### Description of the task
Send back all the data below, exactly as given.

>> begin Data lines

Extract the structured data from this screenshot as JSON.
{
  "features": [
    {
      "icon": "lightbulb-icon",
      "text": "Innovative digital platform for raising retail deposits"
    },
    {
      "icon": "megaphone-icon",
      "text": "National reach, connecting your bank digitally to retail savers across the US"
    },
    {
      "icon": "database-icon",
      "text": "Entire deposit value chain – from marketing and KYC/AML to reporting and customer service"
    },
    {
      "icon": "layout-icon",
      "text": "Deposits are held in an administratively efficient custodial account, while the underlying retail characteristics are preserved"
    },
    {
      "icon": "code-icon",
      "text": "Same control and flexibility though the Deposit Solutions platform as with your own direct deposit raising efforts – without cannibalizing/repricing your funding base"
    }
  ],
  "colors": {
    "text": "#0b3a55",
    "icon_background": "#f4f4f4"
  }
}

>> end Data lines

### Task answer
Extract the structured data from this screenshot as JSON.
{
  "features": [
    {
      "icon": "lightbulb-icon",
      "text": "Innovative digital platform for raising retail deposits"
    },
    {
      "icon": "megaphone-icon",
      "text": "National reach, connecting your bank digitally to retail savers across the US"
    },
    {
      "icon": "database-icon",
      "text": "Entire deposit value chain – from marketing and KYC/AML to reporting and customer service"
    },
    {
      "icon": "layout-icon",
      "text": "Deposits are held in an administratively efficient custodial account, while the underlying retail characteristics are preserved"
    },
    {
      "icon": "code-icon",
      "text": "Same control and flexibility though the Deposit Solutions platform as with your own direct deposit raising efforts – without cannibalizing/repricing your funding base"
    }
  ],
  "colors": {
    "text": "#0b3a55",
    "icon_background": "#f4f4f4"
  }
}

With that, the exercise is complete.